**Stated goal**
Report how many lines hold the word "color"; answer with the number alone.

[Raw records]
○ ○ ○
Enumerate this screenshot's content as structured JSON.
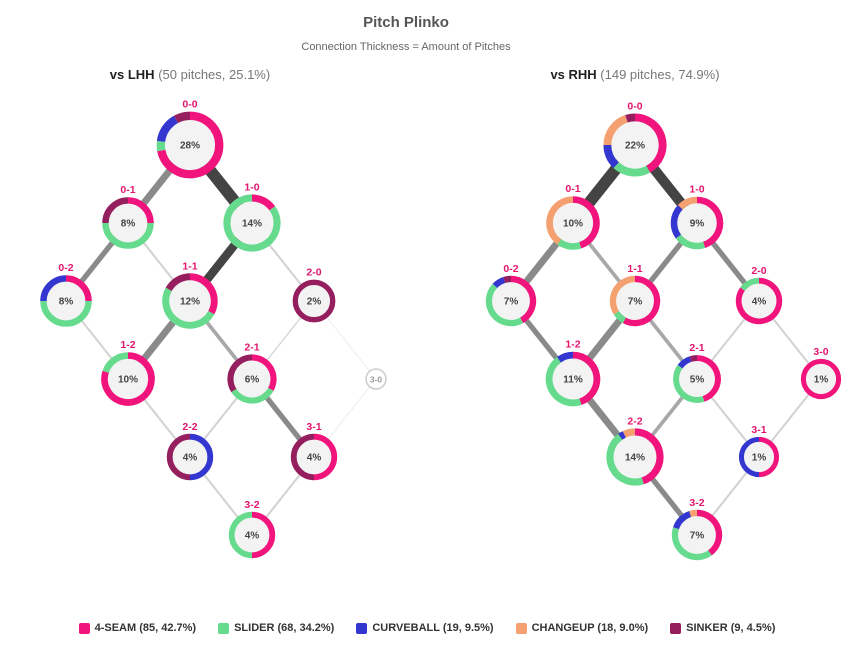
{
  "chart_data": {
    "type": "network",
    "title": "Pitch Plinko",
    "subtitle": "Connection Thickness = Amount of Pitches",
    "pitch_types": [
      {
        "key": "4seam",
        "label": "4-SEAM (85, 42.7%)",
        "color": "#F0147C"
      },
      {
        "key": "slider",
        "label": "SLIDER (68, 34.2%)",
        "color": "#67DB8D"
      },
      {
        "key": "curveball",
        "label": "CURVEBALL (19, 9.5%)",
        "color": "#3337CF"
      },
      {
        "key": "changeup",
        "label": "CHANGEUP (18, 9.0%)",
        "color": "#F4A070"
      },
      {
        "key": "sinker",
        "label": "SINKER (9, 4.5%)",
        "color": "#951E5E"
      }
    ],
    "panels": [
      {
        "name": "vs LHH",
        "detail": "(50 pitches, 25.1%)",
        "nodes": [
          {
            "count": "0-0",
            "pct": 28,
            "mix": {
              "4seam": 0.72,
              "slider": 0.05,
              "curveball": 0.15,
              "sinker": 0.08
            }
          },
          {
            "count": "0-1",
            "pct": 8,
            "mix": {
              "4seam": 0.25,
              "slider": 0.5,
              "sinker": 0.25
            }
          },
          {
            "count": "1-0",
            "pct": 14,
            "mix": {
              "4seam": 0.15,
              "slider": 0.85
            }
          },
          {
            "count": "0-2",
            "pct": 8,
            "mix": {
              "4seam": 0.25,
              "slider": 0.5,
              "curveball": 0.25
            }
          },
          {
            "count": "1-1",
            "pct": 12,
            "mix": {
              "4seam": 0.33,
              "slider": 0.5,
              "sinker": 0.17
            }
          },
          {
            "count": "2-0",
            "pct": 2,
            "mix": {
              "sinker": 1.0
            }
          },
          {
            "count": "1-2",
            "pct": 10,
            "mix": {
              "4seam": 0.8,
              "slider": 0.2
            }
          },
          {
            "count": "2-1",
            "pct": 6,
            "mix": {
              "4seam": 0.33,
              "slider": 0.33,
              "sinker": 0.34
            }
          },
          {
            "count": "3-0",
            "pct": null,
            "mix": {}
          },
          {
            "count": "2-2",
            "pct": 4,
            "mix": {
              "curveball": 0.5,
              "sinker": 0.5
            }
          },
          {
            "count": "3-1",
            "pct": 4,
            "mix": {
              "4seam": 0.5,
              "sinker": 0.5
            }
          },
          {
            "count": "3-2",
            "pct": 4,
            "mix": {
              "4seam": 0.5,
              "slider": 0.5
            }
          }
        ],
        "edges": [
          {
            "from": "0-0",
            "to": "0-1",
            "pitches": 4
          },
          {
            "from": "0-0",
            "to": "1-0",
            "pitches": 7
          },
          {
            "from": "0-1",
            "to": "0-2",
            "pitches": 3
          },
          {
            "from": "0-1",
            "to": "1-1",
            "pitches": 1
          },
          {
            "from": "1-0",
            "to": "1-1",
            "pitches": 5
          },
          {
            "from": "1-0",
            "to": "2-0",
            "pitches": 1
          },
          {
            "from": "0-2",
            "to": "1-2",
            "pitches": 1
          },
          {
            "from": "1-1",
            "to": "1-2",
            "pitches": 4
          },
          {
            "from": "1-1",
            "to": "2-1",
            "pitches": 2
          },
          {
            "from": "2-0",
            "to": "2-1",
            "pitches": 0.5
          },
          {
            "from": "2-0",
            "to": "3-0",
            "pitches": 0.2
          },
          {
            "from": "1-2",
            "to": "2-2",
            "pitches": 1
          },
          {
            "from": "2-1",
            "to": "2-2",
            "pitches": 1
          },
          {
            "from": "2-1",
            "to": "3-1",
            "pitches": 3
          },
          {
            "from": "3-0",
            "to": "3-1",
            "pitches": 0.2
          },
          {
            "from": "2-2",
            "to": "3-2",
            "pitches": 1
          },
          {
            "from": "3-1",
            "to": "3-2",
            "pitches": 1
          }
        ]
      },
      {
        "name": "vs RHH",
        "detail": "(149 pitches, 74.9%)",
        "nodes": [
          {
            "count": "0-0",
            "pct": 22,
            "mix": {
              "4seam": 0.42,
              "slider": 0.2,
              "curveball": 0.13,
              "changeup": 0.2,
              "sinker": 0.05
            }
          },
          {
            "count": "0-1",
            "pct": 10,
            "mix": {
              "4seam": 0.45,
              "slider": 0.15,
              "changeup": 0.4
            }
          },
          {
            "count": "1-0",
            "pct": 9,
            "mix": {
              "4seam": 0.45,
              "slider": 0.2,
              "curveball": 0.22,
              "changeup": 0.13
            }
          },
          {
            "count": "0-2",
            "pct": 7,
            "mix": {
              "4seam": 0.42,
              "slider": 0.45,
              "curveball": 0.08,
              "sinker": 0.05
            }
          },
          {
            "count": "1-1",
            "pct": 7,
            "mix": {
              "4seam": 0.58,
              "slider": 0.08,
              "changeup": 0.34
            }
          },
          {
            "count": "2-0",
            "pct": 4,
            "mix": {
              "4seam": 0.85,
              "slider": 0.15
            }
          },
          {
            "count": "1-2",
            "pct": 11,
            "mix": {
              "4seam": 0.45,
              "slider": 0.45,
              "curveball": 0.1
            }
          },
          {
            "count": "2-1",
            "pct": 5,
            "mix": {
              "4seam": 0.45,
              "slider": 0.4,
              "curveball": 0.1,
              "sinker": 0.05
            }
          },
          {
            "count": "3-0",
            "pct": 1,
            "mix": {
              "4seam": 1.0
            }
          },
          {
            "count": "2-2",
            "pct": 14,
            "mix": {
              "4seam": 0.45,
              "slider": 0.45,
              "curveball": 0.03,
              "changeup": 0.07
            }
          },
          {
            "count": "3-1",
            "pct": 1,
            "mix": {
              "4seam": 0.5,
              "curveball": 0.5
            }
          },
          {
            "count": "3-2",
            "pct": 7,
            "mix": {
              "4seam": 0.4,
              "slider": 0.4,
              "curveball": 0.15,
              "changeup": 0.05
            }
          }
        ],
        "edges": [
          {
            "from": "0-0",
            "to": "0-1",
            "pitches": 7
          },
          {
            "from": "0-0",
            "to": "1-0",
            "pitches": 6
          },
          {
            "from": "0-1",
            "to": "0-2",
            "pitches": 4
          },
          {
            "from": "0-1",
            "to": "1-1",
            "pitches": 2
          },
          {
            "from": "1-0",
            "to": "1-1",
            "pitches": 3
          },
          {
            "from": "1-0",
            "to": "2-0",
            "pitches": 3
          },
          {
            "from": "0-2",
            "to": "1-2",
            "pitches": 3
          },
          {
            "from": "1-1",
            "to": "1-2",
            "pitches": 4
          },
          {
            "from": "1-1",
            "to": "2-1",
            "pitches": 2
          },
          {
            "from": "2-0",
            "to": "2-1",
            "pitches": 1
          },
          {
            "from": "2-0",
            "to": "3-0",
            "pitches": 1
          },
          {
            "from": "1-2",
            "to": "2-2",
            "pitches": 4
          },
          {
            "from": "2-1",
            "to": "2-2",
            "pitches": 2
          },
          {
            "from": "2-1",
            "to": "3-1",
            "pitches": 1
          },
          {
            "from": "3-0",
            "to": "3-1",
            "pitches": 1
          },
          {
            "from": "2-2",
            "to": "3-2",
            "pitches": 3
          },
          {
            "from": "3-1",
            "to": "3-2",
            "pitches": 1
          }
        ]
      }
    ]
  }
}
○ ○ ○
**Written solution**
5